Below is a block of records; reproduce all of them exactly and leave out any pictures.

** Start of Supplied information **

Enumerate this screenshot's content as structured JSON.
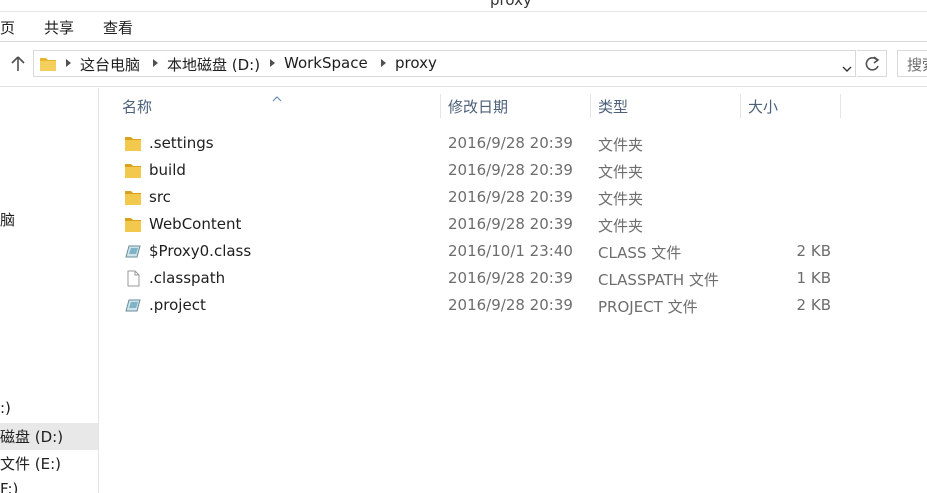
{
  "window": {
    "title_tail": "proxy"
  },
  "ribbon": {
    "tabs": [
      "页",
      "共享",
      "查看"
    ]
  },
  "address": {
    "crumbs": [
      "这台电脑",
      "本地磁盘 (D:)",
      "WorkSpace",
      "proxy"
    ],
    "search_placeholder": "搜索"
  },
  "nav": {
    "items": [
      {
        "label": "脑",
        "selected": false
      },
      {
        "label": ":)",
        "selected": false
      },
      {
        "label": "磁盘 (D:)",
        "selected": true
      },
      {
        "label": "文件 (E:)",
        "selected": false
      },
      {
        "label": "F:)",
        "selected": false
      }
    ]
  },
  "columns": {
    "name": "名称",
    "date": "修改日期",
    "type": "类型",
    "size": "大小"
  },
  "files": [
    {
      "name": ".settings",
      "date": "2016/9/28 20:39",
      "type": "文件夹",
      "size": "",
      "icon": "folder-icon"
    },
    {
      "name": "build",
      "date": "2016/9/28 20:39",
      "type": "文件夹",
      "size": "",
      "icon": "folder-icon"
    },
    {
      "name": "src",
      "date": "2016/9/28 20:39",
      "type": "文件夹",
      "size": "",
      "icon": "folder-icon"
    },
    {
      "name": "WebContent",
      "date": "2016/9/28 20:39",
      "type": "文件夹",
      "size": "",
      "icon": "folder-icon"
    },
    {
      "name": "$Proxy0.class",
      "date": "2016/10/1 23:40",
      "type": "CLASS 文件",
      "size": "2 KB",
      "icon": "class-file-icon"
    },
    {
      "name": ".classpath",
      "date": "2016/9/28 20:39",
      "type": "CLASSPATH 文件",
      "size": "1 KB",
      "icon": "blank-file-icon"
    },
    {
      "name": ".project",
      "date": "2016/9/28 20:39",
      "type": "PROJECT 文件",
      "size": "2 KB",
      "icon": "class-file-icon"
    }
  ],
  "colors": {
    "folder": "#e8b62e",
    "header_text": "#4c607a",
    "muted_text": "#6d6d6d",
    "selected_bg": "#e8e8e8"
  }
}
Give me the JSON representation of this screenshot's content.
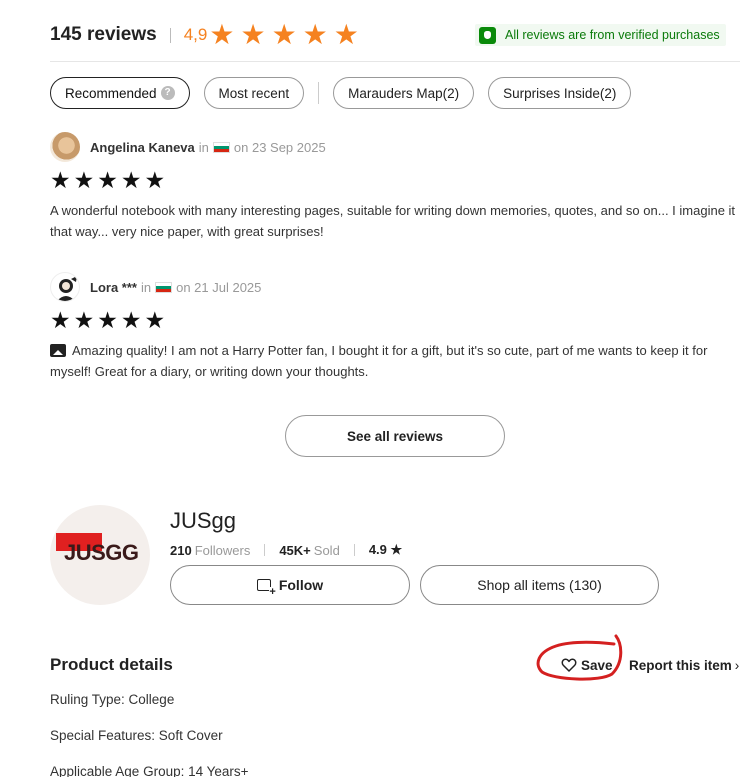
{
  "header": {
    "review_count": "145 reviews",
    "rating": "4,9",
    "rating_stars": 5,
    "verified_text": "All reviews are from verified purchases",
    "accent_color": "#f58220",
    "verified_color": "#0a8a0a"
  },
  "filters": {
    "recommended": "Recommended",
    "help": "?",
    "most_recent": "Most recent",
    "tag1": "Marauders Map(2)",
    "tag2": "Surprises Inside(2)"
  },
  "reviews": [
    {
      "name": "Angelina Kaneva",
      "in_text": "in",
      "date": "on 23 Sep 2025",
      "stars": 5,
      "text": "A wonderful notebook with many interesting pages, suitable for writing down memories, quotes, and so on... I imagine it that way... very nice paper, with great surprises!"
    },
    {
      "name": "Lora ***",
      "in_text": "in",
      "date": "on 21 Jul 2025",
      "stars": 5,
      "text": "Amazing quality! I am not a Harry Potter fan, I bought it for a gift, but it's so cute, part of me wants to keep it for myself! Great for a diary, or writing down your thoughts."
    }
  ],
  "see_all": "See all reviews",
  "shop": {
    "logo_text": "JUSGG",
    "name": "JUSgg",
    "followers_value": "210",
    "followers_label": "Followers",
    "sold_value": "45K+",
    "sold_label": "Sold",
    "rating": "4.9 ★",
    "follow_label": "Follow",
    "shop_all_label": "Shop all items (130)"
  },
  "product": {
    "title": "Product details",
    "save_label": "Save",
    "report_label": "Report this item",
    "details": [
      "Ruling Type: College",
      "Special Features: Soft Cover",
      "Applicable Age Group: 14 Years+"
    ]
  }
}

** End of Supplied information **

» **Task output**:
Enumerate this screenshot's content as structured JSON.
{
  "window": {
    "title_tail": "proxy"
  },
  "ribbon": {
    "tabs": [
      "页",
      "共享",
      "查看"
    ]
  },
  "address": {
    "crumbs": [
      "这台电脑",
      "本地磁盘 (D:)",
      "WorkSpace",
      "proxy"
    ],
    "search_placeholder": "搜索"
  },
  "nav": {
    "items": [
      {
        "label": "脑",
        "selected": false
      },
      {
        "label": ":)",
        "selected": false
      },
      {
        "label": "磁盘 (D:)",
        "selected": true
      },
      {
        "label": "文件 (E:)",
        "selected": false
      },
      {
        "label": "F:)",
        "selected": false
      }
    ]
  },
  "columns": {
    "name": "名称",
    "date": "修改日期",
    "type": "类型",
    "size": "大小"
  },
  "files": [
    {
      "name": ".settings",
      "date": "2016/9/28 20:39",
      "type": "文件夹",
      "size": "",
      "icon": "folder-icon"
    },
    {
      "name": "build",
      "date": "2016/9/28 20:39",
      "type": "文件夹",
      "size": "",
      "icon": "folder-icon"
    },
    {
      "name": "src",
      "date": "2016/9/28 20:39",
      "type": "文件夹",
      "size": "",
      "icon": "folder-icon"
    },
    {
      "name": "WebContent",
      "date": "2016/9/28 20:39",
      "type": "文件夹",
      "size": "",
      "icon": "folder-icon"
    },
    {
      "name": "$Proxy0.class",
      "date": "2016/10/1 23:40",
      "type": "CLASS 文件",
      "size": "2 KB",
      "icon": "class-file-icon"
    },
    {
      "name": ".classpath",
      "date": "2016/9/28 20:39",
      "type": "CLASSPATH 文件",
      "size": "1 KB",
      "icon": "blank-file-icon"
    },
    {
      "name": ".project",
      "date": "2016/9/28 20:39",
      "type": "PROJECT 文件",
      "size": "2 KB",
      "icon": "class-file-icon"
    }
  ],
  "colors": {
    "folder": "#e8b62e",
    "header_text": "#4c607a",
    "muted_text": "#6d6d6d",
    "selected_bg": "#e8e8e8"
  }
}
Give me the JSON representation of this screenshot's content.
{
  "header": {
    "review_count": "145 reviews",
    "rating": "4,9",
    "rating_stars": 5,
    "verified_text": "All reviews are from verified purchases",
    "accent_color": "#f58220",
    "verified_color": "#0a8a0a"
  },
  "filters": {
    "recommended": "Recommended",
    "help": "?",
    "most_recent": "Most recent",
    "tag1": "Marauders Map(2)",
    "tag2": "Surprises Inside(2)"
  },
  "reviews": [
    {
      "name": "Angelina Kaneva",
      "in_text": "in",
      "date": "on 23 Sep 2025",
      "stars": 5,
      "text": "A wonderful notebook with many interesting pages, suitable for writing down memories, quotes, and so on... I imagine it that way... very nice paper, with great surprises!"
    },
    {
      "name": "Lora ***",
      "in_text": "in",
      "date": "on 21 Jul 2025",
      "stars": 5,
      "text": "Amazing quality! I am not a Harry Potter fan, I bought it for a gift, but it's so cute, part of me wants to keep it for myself! Great for a diary, or writing down your thoughts."
    }
  ],
  "see_all": "See all reviews",
  "shop": {
    "logo_text": "JUSGG",
    "name": "JUSgg",
    "followers_value": "210",
    "followers_label": "Followers",
    "sold_value": "45K+",
    "sold_label": "Sold",
    "rating": "4.9 ★",
    "follow_label": "Follow",
    "shop_all_label": "Shop all items (130)"
  },
  "product": {
    "title": "Product details",
    "save_label": "Save",
    "report_label": "Report this item",
    "details": [
      "Ruling Type: College",
      "Special Features: Soft Cover",
      "Applicable Age Group: 14 Years+"
    ]
  }
}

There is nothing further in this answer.